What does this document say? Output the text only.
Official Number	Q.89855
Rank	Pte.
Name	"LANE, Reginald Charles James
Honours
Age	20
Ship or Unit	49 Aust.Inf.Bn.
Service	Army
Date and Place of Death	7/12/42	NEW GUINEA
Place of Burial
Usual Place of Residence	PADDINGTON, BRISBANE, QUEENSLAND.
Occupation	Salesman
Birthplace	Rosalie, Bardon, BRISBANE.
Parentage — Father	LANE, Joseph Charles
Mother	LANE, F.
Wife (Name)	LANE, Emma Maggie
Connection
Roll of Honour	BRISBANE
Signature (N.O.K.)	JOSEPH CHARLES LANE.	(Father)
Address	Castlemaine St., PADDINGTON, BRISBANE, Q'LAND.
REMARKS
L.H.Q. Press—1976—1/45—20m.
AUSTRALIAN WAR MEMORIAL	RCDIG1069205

= = = = =

YOUR INSTRUCTIONS:
All entries must be repeated verbatim.

THE REPLY:
What does this document say? Output the text only.
Official Number	Q.89855
Rank	Pte.
Name	"LANE, Reginald Charles James
Honours
Age	20
Ship or Unit	49 Aust.Inf.Bn.
Service	Army
Date and Place of Death	7/12/42	NEW GUINEA
Place of Burial
Usual Place of Residence	PADDINGTON, BRISBANE, QUEENSLAND.
Occupation	Salesman
Birthplace	Rosalie, Bardon, BRISBANE.
Parentage — Father	LANE, Joseph Charles
Mother	LANE, F.
Wife (Name)	LANE, Emma Maggie
Connection
Roll of Honour	BRISBANE
Signature (N.O.K.)	JOSEPH CHARLES LANE.	(Father)
Address	Castlemaine St., PADDINGTON, BRISBANE, Q'LAND.
REMARKS
L.H.Q. Press—1976—1/45—20m.
AUSTRALIAN WAR MEMORIAL	RCDIG1069205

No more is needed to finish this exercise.